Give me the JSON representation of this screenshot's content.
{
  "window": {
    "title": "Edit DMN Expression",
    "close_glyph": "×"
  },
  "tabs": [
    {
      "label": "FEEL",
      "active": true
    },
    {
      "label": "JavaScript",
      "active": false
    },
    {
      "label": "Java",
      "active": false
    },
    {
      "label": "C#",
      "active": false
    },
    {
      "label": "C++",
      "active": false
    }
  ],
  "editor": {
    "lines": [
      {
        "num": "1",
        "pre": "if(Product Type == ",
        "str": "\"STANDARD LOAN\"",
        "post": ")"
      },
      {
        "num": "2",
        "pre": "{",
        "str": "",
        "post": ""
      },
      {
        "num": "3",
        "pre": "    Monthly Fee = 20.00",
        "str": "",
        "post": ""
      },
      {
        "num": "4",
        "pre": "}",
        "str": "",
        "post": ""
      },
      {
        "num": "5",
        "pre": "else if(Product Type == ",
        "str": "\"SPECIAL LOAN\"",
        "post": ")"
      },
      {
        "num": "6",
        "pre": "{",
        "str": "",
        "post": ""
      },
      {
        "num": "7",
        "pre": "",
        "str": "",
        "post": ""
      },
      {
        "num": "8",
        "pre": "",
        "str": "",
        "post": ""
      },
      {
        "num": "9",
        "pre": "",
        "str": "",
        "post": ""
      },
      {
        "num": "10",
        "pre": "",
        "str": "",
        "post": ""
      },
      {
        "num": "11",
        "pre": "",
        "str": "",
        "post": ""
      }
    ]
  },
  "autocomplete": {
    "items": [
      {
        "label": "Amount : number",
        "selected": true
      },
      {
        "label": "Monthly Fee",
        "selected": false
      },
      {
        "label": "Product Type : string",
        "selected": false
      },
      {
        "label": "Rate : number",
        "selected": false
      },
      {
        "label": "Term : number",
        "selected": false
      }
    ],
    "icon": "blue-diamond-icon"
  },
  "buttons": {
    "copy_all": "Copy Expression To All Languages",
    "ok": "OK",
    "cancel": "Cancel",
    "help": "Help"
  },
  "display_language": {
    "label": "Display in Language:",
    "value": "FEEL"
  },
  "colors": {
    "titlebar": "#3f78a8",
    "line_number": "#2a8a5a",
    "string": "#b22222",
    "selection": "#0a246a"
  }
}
☆ ☆ ☆ ☆ ☆
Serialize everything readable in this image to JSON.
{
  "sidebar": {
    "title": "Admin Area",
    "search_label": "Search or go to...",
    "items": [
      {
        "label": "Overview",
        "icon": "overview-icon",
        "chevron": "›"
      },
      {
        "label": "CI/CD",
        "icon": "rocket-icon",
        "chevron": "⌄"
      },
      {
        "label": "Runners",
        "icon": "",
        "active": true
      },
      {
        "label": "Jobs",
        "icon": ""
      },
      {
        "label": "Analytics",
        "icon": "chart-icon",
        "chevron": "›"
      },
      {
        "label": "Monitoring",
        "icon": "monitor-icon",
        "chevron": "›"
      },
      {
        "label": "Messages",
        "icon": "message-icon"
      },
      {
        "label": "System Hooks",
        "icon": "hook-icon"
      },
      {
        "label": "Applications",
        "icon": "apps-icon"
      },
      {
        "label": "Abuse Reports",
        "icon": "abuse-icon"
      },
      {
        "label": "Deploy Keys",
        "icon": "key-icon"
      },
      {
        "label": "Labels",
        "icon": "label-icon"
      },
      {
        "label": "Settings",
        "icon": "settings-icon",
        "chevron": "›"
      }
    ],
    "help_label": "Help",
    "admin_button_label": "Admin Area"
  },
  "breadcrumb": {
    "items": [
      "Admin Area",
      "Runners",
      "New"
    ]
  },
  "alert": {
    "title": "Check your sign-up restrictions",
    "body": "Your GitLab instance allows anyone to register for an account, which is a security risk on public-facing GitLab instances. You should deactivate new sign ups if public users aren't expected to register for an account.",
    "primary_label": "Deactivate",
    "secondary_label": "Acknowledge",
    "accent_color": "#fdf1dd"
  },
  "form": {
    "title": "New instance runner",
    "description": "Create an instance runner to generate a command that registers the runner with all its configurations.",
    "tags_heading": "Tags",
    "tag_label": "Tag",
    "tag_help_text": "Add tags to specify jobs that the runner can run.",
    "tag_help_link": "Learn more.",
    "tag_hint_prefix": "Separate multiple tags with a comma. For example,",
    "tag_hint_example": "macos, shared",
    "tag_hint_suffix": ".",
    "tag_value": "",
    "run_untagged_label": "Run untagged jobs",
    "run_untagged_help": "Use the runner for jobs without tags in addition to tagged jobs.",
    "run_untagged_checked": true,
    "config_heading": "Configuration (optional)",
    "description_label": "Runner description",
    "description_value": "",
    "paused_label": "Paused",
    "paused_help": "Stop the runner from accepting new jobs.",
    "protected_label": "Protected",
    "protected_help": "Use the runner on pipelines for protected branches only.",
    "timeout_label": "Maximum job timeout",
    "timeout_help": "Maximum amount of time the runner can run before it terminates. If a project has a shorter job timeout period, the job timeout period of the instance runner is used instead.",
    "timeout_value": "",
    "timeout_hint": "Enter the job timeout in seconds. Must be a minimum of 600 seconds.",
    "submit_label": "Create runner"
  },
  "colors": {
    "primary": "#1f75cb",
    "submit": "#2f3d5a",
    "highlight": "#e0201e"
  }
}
☆ ☆ ☆ ☆ ☆
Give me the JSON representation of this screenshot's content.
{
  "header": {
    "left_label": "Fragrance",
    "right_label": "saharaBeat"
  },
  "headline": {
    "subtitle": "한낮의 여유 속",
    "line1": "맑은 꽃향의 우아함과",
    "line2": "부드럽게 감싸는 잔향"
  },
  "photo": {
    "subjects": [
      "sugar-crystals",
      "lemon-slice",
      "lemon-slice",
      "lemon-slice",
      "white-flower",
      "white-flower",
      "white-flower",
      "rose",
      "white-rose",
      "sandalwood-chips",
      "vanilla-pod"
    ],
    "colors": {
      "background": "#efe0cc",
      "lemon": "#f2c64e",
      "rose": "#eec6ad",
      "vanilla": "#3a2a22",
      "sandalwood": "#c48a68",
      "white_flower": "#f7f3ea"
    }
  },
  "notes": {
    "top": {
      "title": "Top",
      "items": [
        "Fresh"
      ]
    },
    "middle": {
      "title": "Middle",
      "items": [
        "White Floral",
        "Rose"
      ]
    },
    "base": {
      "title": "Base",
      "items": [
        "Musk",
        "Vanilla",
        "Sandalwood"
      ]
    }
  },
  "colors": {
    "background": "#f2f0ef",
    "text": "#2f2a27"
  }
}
☆ ☆ ☆ ☆ ☆
_REQUEST_. Look for lines containing the string "Area" and copy them all.

_RESULT FOR THIS EXERCISE_.
    "title": "Admin Area",
    "admin_button_label": "Admin Area"
      "Admin Area",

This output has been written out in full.